_WRITTEN EXERCISE_. What follows is a listing; give it again exactly, in its entirety.

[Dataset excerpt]
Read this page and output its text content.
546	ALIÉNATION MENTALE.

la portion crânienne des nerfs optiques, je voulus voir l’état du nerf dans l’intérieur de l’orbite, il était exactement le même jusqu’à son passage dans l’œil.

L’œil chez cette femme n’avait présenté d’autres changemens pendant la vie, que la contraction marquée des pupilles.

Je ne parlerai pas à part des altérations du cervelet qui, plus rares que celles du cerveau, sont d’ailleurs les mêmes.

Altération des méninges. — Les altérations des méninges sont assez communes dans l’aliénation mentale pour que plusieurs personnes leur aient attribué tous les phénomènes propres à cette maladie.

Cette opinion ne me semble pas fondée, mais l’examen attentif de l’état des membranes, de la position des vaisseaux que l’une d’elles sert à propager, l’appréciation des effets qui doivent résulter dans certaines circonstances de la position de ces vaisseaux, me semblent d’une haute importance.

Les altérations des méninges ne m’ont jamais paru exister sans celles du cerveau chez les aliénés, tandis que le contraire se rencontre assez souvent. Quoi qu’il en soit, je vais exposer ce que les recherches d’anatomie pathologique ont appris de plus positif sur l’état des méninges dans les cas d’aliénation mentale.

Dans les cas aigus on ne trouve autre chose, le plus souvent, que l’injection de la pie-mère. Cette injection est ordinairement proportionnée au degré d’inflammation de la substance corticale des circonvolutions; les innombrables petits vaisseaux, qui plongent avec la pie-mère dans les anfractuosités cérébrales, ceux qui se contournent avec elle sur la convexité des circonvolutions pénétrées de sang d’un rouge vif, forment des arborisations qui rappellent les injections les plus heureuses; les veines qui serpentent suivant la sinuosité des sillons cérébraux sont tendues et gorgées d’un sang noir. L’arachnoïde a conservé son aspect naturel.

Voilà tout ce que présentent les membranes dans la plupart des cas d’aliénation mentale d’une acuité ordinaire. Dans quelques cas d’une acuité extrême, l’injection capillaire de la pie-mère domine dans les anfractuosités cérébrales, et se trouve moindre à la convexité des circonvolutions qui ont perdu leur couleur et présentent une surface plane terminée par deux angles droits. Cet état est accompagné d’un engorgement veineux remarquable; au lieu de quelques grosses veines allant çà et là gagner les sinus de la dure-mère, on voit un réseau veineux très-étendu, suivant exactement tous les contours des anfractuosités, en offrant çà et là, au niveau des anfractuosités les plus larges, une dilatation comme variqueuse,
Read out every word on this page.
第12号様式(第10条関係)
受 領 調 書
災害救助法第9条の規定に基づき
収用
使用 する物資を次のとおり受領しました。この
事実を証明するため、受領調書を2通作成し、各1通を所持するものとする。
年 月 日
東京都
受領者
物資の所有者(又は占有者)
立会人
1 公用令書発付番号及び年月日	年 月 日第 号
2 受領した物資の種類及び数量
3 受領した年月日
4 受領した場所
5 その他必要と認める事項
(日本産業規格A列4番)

_FULL ANSWER_.
Read this page and output its text content.
546	ALIÉNATION MENTALE.

la portion crânienne des nerfs optiques, je voulus voir l’état du nerf dans l’intérieur de l’orbite, il était exactement le même jusqu’à son passage dans l’œil.

L’œil chez cette femme n’avait présenté d’autres changemens pendant la vie, que la contraction marquée des pupilles.

Je ne parlerai pas à part des altérations du cervelet qui, plus rares que celles du cerveau, sont d’ailleurs les mêmes.

Altération des méninges. — Les altérations des méninges sont assez communes dans l’aliénation mentale pour que plusieurs personnes leur aient attribué tous les phénomènes propres à cette maladie.

Cette opinion ne me semble pas fondée, mais l’examen attentif de l’état des membranes, de la position des vaisseaux que l’une d’elles sert à propager, l’appréciation des effets qui doivent résulter dans certaines circonstances de la position de ces vaisseaux, me semblent d’une haute importance.

Les altérations des méninges ne m’ont jamais paru exister sans celles du cerveau chez les aliénés, tandis que le contraire se rencontre assez souvent. Quoi qu’il en soit, je vais exposer ce que les recherches d’anatomie pathologique ont appris de plus positif sur l’état des méninges dans les cas d’aliénation mentale.

Dans les cas aigus on ne trouve autre chose, le plus souvent, que l’injection de la pie-mère. Cette injection est ordinairement proportionnée au degré d’inflammation de la substance corticale des circonvolutions; les innombrables petits vaisseaux, qui plongent avec la pie-mère dans les anfractuosités cérébrales, ceux qui se contournent avec elle sur la convexité des circonvolutions pénétrées de sang d’un rouge vif, forment des arborisations qui rappellent les injections les plus heureuses; les veines qui serpentent suivant la sinuosité des sillons cérébraux sont tendues et gorgées d’un sang noir. L’arachnoïde a conservé son aspect naturel.

Voilà tout ce que présentent les membranes dans la plupart des cas d’aliénation mentale d’une acuité ordinaire. Dans quelques cas d’une acuité extrême, l’injection capillaire de la pie-mère domine dans les anfractuosités cérébrales, et se trouve moindre à la convexité des circonvolutions qui ont perdu leur couleur et présentent une surface plane terminée par deux angles droits. Cet état est accompagné d’un engorgement veineux remarquable; au lieu de quelques grosses veines allant çà et là gagner les sinus de la dure-mère, on voit un réseau veineux très-étendu, suivant exactement tous les contours des anfractuosités, en offrant çà et là, au niveau des anfractuosités les plus larges, une dilatation comme variqueuse,
Read out every word on this page.
第12号様式(第10条関係)
受 領 調 書
災害救助法第9条の規定に基づき
収用
使用 する物資を次のとおり受領しました。この
事実を証明するため、受領調書を2通作成し、各1通を所持するものとする。
年 月 日
東京都
受領者
物資の所有者(又は占有者)
立会人
1 公用令書発付番号及び年月日	年 月 日第 号
2 受領した物資の種類及び数量
3 受領した年月日
4 受領した場所
5 その他必要と認める事項
(日本産業規格A列4番)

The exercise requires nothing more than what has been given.